# What you will do:
Will you output all of the data below exactly, omitting the images?

# Extracted entries:
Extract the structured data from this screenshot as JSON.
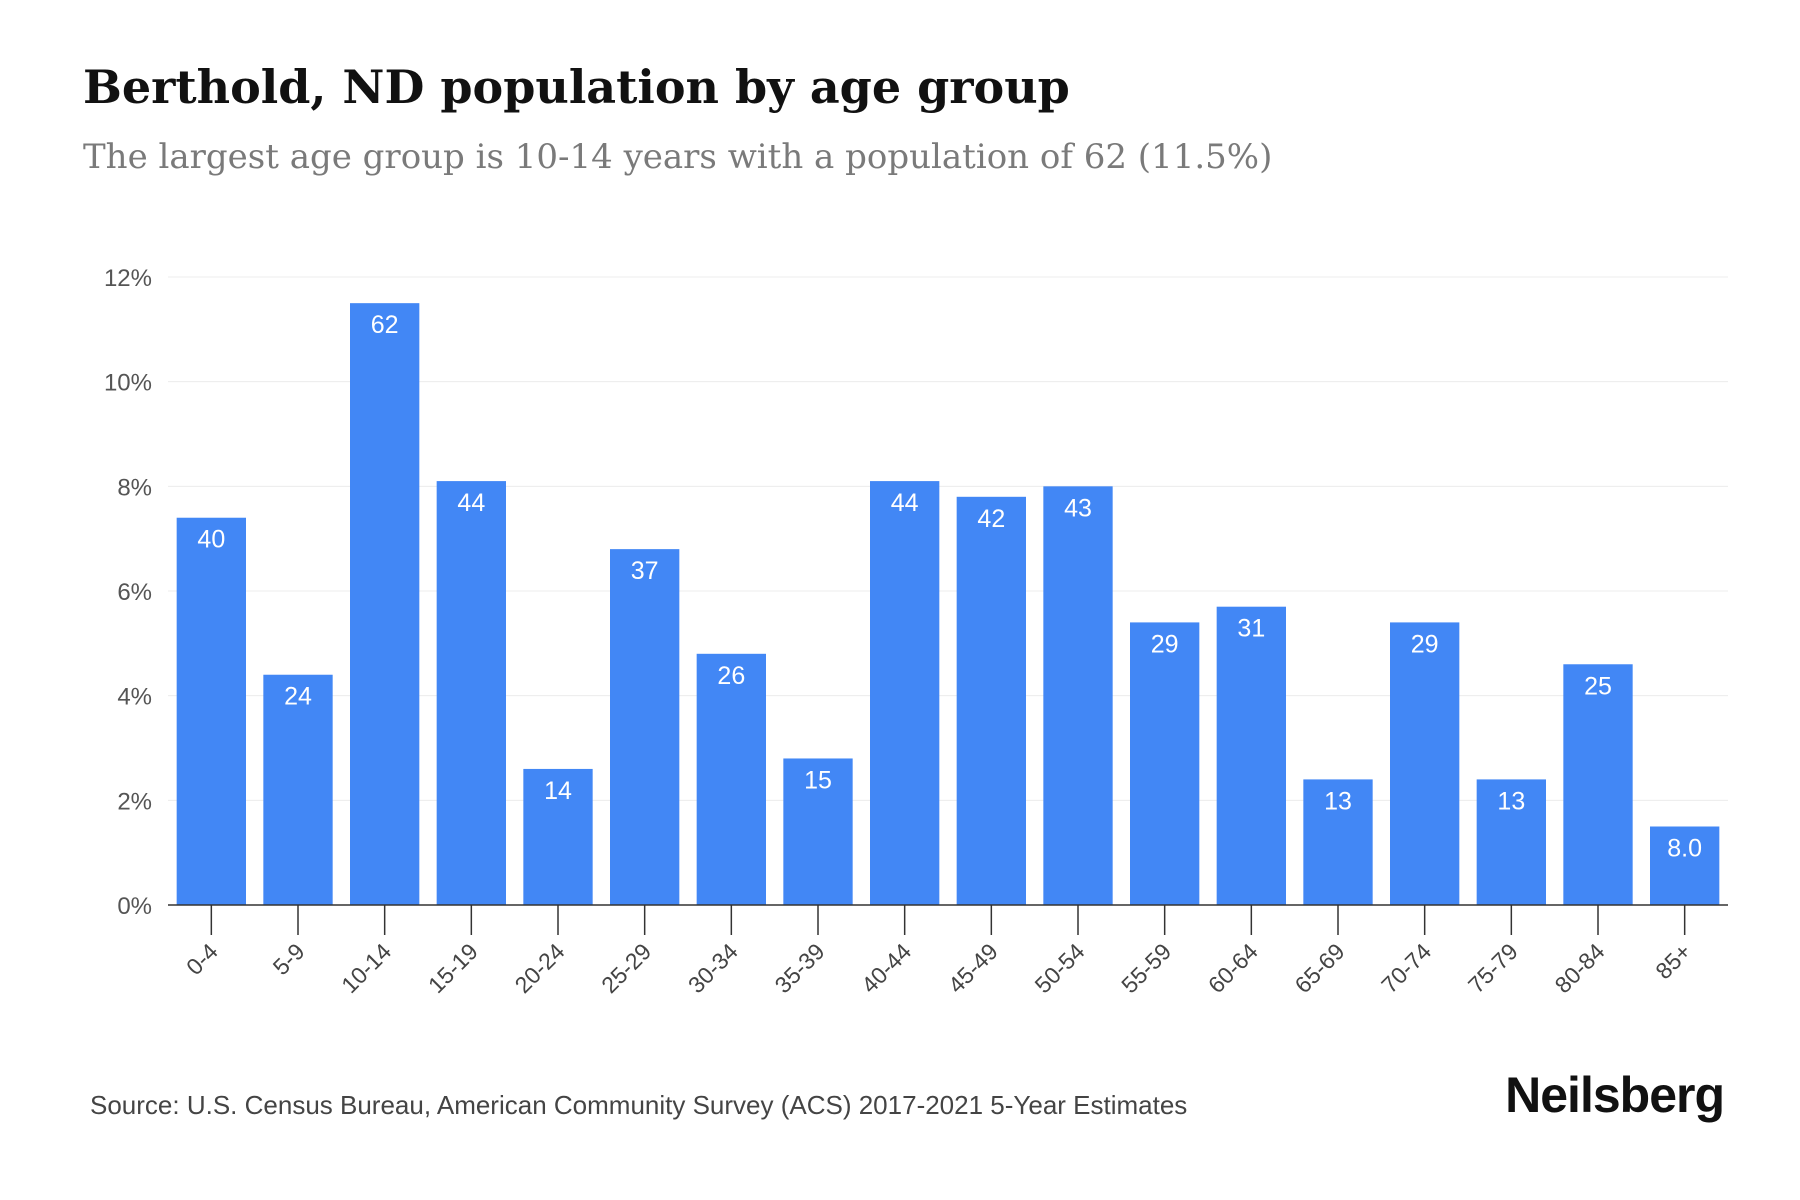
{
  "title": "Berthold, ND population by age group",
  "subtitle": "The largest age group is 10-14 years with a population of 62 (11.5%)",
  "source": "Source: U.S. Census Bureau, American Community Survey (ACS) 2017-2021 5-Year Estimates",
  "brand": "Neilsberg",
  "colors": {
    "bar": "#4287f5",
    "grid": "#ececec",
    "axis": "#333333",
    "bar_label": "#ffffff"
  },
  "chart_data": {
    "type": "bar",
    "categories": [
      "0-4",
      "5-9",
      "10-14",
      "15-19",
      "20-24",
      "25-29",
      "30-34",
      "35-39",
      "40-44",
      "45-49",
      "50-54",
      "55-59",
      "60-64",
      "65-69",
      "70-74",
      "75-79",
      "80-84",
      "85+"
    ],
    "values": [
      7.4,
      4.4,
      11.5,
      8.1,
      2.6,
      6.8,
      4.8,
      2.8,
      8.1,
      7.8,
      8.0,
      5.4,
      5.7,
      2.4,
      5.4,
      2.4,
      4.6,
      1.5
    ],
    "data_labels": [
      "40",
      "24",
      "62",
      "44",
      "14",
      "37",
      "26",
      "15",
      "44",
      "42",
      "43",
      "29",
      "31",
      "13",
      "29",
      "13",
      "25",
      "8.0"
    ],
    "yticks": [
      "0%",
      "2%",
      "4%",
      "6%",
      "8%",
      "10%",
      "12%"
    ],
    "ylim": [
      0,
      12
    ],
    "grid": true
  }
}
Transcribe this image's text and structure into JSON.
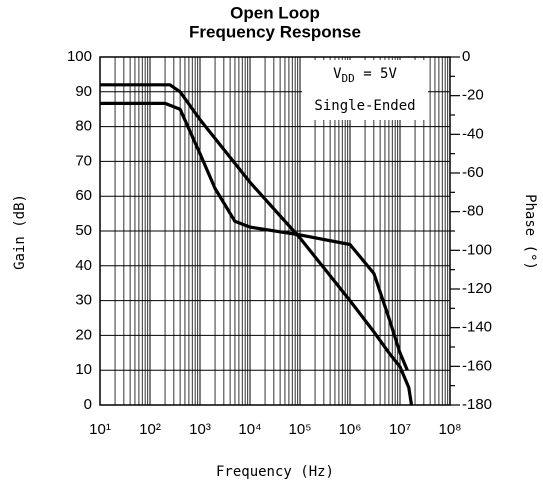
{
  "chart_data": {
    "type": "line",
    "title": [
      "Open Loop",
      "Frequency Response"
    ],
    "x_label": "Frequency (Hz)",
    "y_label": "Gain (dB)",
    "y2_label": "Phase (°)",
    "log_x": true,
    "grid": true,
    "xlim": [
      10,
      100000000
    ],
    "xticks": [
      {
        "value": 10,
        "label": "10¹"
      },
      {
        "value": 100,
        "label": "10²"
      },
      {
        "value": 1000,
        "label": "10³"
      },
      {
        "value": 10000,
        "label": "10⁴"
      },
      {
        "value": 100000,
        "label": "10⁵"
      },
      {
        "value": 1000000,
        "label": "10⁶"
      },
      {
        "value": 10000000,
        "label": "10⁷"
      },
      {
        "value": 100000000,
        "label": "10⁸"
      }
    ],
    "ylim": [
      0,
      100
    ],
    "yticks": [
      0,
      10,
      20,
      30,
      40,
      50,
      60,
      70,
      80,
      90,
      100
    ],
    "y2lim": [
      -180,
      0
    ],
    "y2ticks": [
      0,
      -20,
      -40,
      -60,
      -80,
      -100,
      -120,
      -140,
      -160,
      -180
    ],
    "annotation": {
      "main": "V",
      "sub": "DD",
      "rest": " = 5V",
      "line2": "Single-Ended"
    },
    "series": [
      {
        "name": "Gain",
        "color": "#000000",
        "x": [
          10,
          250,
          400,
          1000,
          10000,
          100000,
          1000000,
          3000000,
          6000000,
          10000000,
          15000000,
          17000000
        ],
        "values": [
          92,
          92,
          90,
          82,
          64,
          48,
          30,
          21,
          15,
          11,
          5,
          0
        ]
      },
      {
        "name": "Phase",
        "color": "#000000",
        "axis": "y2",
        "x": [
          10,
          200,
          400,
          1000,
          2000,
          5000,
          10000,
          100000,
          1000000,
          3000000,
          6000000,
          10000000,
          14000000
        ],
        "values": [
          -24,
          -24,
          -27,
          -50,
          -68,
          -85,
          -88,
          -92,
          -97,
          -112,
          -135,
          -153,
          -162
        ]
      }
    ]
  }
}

# Answer to the exercise:
Extract the structured data from this screenshot as JSON.
{
  "title": "Berthold, ND population by age group",
  "subtitle": "The largest age group is 10-14 years with a population of 62 (11.5%)",
  "source": "Source: U.S. Census Bureau, American Community Survey (ACS) 2017-2021 5-Year Estimates",
  "brand": "Neilsberg",
  "colors": {
    "bar": "#4287f5",
    "grid": "#ececec",
    "axis": "#333333",
    "bar_label": "#ffffff"
  },
  "chart_data": {
    "type": "bar",
    "categories": [
      "0-4",
      "5-9",
      "10-14",
      "15-19",
      "20-24",
      "25-29",
      "30-34",
      "35-39",
      "40-44",
      "45-49",
      "50-54",
      "55-59",
      "60-64",
      "65-69",
      "70-74",
      "75-79",
      "80-84",
      "85+"
    ],
    "values": [
      7.4,
      4.4,
      11.5,
      8.1,
      2.6,
      6.8,
      4.8,
      2.8,
      8.1,
      7.8,
      8.0,
      5.4,
      5.7,
      2.4,
      5.4,
      2.4,
      4.6,
      1.5
    ],
    "data_labels": [
      "40",
      "24",
      "62",
      "44",
      "14",
      "37",
      "26",
      "15",
      "44",
      "42",
      "43",
      "29",
      "31",
      "13",
      "29",
      "13",
      "25",
      "8.0"
    ],
    "yticks": [
      "0%",
      "2%",
      "4%",
      "6%",
      "8%",
      "10%",
      "12%"
    ],
    "ylim": [
      0,
      12
    ],
    "grid": true
  }
}
Transcribe this image's text and structure into JSON.
{
  "chart_data": {
    "type": "line",
    "title": [
      "Open Loop",
      "Frequency Response"
    ],
    "x_label": "Frequency (Hz)",
    "y_label": "Gain (dB)",
    "y2_label": "Phase (°)",
    "log_x": true,
    "grid": true,
    "xlim": [
      10,
      100000000
    ],
    "xticks": [
      {
        "value": 10,
        "label": "10¹"
      },
      {
        "value": 100,
        "label": "10²"
      },
      {
        "value": 1000,
        "label": "10³"
      },
      {
        "value": 10000,
        "label": "10⁴"
      },
      {
        "value": 100000,
        "label": "10⁵"
      },
      {
        "value": 1000000,
        "label": "10⁶"
      },
      {
        "value": 10000000,
        "label": "10⁷"
      },
      {
        "value": 100000000,
        "label": "10⁸"
      }
    ],
    "ylim": [
      0,
      100
    ],
    "yticks": [
      0,
      10,
      20,
      30,
      40,
      50,
      60,
      70,
      80,
      90,
      100
    ],
    "y2lim": [
      -180,
      0
    ],
    "y2ticks": [
      0,
      -20,
      -40,
      -60,
      -80,
      -100,
      -120,
      -140,
      -160,
      -180
    ],
    "annotation": {
      "main": "V",
      "sub": "DD",
      "rest": " = 5V",
      "line2": "Single-Ended"
    },
    "series": [
      {
        "name": "Gain",
        "color": "#000000",
        "x": [
          10,
          250,
          400,
          1000,
          10000,
          100000,
          1000000,
          3000000,
          6000000,
          10000000,
          15000000,
          17000000
        ],
        "values": [
          92,
          92,
          90,
          82,
          64,
          48,
          30,
          21,
          15,
          11,
          5,
          0
        ]
      },
      {
        "name": "Phase",
        "color": "#000000",
        "axis": "y2",
        "x": [
          10,
          200,
          400,
          1000,
          2000,
          5000,
          10000,
          100000,
          1000000,
          3000000,
          6000000,
          10000000,
          14000000
        ],
        "values": [
          -24,
          -24,
          -27,
          -50,
          -68,
          -85,
          -88,
          -92,
          -97,
          -112,
          -135,
          -153,
          -162
        ]
      }
    ]
  }
}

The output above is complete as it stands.